-- Start of Source material --

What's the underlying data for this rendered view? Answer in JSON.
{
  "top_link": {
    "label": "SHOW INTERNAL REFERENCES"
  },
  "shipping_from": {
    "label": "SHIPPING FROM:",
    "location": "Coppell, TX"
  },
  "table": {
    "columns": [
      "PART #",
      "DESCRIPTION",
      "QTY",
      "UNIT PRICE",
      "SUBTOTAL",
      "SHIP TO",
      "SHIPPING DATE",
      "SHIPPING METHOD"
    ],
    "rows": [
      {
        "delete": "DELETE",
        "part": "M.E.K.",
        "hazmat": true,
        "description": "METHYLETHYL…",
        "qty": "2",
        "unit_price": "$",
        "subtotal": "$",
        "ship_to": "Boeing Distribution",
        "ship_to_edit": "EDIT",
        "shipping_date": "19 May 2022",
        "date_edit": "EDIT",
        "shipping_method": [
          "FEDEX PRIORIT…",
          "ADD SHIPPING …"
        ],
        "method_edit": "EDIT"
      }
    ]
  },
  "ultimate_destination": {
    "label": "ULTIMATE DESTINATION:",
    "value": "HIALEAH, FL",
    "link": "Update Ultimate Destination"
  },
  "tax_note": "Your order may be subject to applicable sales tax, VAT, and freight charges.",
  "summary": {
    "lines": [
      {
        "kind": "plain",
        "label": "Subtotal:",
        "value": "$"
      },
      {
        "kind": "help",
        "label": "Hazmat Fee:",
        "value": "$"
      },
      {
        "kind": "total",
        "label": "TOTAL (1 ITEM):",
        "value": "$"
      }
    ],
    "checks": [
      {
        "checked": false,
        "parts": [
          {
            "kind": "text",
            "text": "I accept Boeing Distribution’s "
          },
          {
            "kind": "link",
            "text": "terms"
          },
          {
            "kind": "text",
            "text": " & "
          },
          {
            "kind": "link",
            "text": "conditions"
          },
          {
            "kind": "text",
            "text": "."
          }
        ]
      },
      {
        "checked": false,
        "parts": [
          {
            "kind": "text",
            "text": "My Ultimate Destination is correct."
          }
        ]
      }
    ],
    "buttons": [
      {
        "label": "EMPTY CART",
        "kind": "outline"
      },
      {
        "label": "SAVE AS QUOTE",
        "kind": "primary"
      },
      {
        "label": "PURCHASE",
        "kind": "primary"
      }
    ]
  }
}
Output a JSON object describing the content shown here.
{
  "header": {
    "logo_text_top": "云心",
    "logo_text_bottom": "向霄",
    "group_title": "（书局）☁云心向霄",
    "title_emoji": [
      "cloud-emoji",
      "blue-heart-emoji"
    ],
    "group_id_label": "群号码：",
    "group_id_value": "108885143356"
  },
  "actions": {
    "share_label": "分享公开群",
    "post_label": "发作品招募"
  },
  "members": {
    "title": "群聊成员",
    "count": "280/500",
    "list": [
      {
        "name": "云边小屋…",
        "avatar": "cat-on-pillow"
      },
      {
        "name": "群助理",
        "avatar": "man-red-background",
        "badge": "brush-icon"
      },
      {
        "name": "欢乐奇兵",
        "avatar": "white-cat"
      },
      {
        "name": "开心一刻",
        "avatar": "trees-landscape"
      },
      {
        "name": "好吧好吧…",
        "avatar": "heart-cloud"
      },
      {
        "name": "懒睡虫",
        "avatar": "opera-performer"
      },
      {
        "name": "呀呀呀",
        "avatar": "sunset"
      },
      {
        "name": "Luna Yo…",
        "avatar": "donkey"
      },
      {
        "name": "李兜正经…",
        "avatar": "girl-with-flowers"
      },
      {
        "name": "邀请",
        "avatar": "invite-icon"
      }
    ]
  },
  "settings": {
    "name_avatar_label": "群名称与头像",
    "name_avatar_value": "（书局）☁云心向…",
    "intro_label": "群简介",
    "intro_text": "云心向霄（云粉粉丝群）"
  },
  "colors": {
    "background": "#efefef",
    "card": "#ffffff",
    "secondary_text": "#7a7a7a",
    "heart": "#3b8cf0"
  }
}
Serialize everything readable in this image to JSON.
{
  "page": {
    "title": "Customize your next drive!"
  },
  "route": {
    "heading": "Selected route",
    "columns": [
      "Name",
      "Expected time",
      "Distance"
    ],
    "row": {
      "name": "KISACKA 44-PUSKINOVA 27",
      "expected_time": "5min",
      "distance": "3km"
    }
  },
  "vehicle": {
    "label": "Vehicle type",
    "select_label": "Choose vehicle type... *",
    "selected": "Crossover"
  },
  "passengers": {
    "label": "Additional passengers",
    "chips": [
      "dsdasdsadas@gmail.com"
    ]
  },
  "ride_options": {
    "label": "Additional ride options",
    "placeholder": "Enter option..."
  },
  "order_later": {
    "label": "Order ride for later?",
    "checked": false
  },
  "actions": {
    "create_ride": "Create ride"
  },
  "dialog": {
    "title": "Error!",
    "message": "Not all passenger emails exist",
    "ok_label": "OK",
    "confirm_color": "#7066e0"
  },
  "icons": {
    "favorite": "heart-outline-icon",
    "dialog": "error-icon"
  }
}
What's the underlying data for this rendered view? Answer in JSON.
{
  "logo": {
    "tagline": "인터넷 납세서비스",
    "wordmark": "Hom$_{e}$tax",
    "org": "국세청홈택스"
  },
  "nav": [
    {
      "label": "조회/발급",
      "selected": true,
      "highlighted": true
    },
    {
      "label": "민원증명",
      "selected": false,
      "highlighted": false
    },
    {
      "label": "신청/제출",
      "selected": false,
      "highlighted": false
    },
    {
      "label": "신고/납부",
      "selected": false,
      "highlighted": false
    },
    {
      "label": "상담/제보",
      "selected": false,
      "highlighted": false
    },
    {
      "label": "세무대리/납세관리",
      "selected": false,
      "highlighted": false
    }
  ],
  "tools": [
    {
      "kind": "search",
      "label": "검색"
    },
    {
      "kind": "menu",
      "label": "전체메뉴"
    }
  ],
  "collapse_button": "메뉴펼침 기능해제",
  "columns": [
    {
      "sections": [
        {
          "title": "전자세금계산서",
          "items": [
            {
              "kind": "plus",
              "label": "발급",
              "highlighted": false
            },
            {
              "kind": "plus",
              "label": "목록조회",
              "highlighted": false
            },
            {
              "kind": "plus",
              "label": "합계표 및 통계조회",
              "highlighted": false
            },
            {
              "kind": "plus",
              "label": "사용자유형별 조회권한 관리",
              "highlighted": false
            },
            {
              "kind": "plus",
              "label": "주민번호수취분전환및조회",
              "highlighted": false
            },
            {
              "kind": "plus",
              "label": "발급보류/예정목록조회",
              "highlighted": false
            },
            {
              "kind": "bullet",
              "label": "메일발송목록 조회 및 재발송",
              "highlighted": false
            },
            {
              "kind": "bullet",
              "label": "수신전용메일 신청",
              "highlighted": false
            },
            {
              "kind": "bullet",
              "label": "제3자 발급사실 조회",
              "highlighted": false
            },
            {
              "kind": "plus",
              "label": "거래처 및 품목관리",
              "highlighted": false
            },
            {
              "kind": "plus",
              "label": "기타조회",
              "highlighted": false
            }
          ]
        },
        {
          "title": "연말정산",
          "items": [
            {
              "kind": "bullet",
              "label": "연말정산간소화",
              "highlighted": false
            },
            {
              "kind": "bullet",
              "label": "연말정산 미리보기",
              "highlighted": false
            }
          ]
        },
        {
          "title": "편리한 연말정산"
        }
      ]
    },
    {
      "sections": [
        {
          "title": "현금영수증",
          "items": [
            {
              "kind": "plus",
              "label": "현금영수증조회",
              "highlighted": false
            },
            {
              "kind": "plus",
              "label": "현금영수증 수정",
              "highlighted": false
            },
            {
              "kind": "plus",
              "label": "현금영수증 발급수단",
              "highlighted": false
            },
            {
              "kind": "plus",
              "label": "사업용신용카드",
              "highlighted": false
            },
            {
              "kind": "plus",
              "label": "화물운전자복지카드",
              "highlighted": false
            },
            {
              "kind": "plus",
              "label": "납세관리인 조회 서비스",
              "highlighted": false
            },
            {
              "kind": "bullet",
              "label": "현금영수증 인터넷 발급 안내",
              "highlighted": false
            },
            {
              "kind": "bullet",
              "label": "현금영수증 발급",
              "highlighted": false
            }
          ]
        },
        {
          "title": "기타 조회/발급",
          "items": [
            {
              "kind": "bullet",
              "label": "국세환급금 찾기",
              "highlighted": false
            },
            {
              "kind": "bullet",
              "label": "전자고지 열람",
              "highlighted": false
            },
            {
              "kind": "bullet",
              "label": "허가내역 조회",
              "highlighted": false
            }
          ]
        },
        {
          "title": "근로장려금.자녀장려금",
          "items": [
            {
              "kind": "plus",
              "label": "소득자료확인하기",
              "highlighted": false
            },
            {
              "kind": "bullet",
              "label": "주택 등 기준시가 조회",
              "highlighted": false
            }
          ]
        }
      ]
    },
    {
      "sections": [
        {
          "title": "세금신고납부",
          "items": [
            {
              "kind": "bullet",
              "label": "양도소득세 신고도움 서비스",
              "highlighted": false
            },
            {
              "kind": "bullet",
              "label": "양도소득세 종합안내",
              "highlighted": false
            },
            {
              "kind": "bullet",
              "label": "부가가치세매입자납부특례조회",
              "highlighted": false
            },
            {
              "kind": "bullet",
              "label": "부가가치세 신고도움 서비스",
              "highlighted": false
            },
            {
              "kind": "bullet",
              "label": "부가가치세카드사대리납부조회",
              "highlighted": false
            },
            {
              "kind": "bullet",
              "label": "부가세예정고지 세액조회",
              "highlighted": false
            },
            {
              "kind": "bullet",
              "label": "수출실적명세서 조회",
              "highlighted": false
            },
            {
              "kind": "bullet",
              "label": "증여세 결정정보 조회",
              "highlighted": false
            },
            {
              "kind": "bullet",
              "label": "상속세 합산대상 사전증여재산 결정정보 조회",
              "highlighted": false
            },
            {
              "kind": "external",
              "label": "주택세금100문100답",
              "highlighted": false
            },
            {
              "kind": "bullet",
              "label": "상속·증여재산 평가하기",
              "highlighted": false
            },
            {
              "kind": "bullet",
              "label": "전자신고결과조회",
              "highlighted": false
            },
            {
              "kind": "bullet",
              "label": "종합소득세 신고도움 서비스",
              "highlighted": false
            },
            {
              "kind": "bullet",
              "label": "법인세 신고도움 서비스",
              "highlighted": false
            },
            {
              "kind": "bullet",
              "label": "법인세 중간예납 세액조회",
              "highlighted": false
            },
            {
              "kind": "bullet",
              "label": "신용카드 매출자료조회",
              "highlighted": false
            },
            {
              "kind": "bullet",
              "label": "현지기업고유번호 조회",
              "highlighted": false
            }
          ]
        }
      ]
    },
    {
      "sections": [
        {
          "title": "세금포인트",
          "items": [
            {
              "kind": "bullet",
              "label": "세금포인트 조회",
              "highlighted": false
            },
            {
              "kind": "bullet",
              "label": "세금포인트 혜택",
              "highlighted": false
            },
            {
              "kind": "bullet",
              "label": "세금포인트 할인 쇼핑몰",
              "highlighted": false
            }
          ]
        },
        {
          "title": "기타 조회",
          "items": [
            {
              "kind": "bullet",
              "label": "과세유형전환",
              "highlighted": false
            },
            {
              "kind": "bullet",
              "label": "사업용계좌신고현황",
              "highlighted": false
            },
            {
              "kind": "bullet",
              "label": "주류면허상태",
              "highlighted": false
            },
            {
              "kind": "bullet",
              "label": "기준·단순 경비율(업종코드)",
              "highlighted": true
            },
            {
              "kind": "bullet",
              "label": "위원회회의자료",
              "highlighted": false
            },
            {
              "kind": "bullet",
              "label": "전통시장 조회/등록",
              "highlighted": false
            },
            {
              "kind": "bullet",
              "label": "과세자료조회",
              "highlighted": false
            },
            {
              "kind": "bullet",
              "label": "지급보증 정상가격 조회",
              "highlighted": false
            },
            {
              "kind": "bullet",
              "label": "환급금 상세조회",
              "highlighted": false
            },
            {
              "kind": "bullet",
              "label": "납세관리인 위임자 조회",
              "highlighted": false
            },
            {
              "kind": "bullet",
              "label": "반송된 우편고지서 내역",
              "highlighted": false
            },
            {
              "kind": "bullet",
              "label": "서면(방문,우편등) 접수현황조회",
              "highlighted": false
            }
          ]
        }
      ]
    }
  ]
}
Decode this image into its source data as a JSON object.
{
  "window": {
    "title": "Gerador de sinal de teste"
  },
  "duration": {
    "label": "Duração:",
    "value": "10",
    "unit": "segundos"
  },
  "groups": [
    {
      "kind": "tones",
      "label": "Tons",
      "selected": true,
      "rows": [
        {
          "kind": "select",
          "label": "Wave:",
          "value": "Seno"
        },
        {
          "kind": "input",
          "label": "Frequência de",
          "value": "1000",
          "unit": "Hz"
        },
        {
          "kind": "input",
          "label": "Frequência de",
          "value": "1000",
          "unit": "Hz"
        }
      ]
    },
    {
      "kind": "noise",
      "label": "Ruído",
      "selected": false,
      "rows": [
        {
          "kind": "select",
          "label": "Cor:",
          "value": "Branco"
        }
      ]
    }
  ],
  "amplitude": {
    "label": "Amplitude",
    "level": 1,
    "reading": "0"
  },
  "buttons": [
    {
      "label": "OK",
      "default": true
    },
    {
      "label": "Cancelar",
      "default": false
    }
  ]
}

-- End of Source material --

- [What is required]:
Go through the data and gather every line that holds "image".

- [Solution for this task]:
Serialize everything readable in this image to JSON.
Decode this image into its source data as a JSON object.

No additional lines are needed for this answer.